"""
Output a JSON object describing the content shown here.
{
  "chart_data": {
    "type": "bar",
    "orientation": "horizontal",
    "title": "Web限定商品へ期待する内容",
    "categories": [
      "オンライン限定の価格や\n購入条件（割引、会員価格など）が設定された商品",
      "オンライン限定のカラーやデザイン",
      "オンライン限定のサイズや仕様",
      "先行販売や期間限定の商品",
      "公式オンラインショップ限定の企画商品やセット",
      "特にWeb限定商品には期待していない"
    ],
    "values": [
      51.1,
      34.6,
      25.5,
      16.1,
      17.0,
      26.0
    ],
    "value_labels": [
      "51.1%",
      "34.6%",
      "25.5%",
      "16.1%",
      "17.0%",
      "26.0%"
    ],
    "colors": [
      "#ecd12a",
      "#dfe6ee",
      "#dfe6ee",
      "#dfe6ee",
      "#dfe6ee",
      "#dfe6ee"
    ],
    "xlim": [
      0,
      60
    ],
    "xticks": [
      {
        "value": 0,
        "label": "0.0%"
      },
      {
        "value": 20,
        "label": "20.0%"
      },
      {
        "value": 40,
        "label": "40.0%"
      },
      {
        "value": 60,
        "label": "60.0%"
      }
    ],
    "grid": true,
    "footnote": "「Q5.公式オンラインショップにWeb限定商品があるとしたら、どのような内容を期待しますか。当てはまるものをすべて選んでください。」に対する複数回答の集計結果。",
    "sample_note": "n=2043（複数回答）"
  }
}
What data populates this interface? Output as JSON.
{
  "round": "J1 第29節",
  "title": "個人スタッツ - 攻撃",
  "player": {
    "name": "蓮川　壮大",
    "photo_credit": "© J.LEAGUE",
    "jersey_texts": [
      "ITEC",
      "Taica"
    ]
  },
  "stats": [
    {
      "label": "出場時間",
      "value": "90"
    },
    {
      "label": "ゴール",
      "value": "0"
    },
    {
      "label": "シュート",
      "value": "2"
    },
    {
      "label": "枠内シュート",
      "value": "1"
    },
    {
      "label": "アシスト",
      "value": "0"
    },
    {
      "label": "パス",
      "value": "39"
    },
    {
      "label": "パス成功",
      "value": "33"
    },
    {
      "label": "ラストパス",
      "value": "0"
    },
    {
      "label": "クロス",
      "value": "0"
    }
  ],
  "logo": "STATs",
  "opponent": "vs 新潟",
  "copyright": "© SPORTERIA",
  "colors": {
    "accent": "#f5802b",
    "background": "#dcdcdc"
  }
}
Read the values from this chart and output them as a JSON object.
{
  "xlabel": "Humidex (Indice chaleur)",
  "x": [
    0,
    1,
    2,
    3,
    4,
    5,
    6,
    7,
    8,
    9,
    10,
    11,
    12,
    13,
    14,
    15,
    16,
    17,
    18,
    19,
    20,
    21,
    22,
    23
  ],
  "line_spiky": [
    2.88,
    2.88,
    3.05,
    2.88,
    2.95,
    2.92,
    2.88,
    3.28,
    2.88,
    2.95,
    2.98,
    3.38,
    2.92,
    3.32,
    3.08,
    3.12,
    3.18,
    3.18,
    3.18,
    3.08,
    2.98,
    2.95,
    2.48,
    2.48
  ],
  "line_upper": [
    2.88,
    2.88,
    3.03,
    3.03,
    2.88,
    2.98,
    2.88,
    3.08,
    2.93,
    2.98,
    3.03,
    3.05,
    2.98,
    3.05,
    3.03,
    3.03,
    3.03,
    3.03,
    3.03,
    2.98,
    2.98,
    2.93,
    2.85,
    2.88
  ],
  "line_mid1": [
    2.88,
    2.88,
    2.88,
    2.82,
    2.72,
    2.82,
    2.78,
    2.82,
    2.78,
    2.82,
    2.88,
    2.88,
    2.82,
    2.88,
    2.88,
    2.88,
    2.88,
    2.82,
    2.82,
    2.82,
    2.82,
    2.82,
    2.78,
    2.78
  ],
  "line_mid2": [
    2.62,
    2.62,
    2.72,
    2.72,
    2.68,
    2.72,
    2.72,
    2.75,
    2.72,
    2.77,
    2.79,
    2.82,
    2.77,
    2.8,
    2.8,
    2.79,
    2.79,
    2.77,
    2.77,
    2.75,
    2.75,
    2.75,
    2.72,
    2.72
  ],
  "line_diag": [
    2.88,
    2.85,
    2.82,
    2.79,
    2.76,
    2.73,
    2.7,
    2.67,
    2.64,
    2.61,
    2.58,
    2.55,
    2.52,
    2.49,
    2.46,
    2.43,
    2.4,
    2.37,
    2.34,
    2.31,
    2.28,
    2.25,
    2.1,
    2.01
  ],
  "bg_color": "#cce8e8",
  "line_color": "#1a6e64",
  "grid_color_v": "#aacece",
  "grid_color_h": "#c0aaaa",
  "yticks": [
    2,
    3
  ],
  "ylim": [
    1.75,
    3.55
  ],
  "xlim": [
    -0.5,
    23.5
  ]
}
"""
"""
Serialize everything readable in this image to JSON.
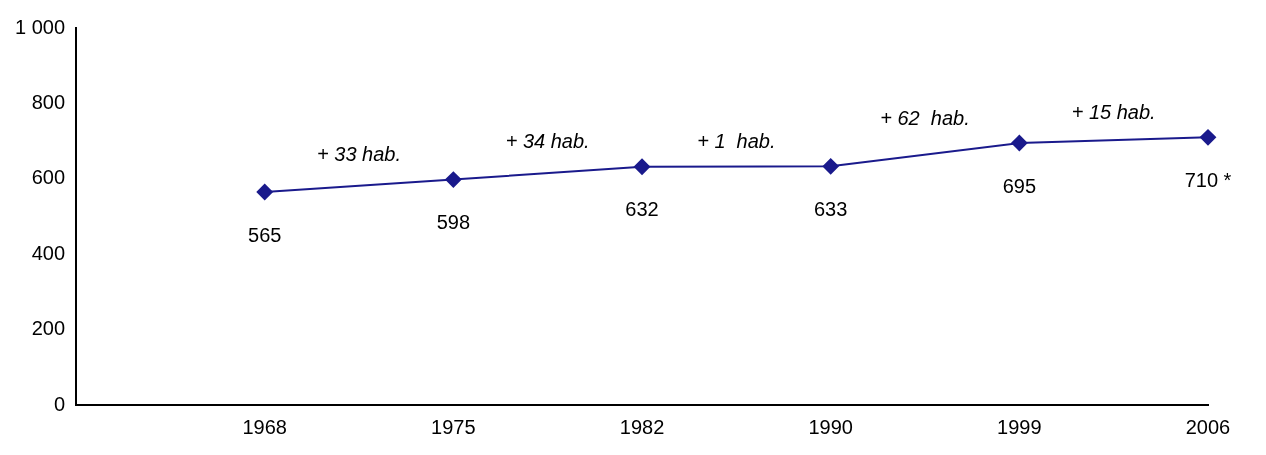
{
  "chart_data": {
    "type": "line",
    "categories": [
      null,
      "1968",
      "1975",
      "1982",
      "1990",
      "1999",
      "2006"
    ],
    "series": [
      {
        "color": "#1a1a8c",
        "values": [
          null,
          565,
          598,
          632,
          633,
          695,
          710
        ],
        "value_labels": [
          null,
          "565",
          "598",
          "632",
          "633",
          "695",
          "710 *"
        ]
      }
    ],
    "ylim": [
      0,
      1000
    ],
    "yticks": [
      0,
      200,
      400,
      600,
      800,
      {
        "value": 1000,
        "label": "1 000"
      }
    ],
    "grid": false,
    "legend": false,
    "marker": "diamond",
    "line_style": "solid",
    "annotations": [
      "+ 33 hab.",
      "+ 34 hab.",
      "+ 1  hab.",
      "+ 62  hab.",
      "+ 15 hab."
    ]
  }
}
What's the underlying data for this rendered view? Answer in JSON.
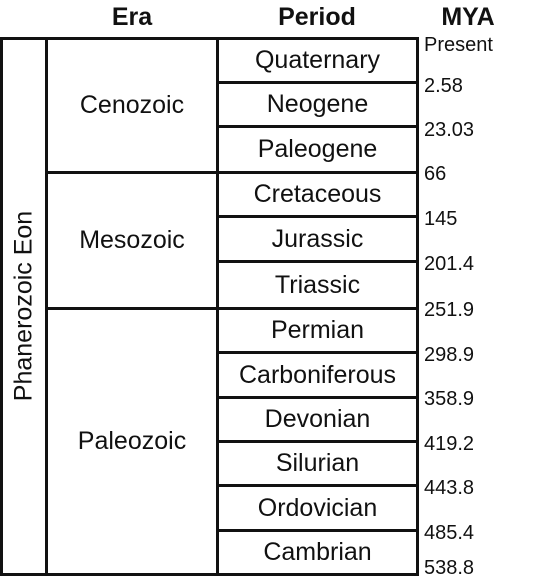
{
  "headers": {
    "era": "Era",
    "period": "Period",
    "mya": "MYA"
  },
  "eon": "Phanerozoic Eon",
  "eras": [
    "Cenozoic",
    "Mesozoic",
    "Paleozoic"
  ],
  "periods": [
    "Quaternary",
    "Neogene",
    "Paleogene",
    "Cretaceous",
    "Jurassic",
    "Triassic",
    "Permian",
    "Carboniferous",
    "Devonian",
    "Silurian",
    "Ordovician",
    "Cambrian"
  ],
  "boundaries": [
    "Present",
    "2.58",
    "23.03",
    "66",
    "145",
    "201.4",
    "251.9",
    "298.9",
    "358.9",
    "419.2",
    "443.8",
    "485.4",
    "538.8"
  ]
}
"""
"""
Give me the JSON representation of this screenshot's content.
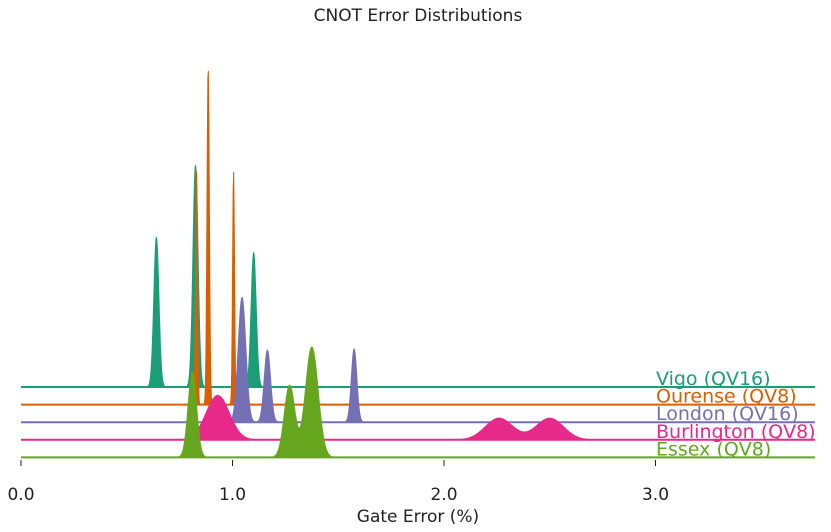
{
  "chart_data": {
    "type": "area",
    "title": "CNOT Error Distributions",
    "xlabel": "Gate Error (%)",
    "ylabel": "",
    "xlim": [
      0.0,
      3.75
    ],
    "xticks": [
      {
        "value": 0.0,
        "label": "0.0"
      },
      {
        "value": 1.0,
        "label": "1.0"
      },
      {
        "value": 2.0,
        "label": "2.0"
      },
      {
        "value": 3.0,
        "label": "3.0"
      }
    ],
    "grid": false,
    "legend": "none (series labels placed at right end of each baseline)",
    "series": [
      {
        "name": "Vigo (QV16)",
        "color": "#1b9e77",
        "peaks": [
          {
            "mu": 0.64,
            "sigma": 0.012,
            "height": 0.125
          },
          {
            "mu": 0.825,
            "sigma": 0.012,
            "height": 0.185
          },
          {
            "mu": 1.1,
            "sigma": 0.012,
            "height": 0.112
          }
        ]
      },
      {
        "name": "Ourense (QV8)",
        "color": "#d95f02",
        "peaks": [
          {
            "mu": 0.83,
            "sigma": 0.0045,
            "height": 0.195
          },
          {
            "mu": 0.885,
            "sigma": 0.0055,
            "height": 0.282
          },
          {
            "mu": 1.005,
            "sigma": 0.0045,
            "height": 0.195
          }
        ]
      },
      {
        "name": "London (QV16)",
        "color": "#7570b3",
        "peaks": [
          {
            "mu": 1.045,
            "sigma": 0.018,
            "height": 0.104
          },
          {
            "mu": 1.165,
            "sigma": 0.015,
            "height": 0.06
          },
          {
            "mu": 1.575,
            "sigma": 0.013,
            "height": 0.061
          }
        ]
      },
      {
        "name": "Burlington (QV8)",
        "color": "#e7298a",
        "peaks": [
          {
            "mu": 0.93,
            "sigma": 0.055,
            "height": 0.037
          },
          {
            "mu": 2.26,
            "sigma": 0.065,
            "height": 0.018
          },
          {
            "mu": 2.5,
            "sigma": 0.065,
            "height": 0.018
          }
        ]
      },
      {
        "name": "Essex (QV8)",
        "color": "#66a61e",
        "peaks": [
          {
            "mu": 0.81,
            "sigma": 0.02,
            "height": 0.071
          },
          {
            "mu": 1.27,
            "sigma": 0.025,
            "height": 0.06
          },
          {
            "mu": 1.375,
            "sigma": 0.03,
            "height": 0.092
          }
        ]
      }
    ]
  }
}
"""
- Work required: Copy every line in the records above that contains the word "title".

- Task output:
    "title": "Web限定商品へ期待する内容",
  "title": "個人スタッツ - 攻撃",
    "title": "CNOT Error Distributions",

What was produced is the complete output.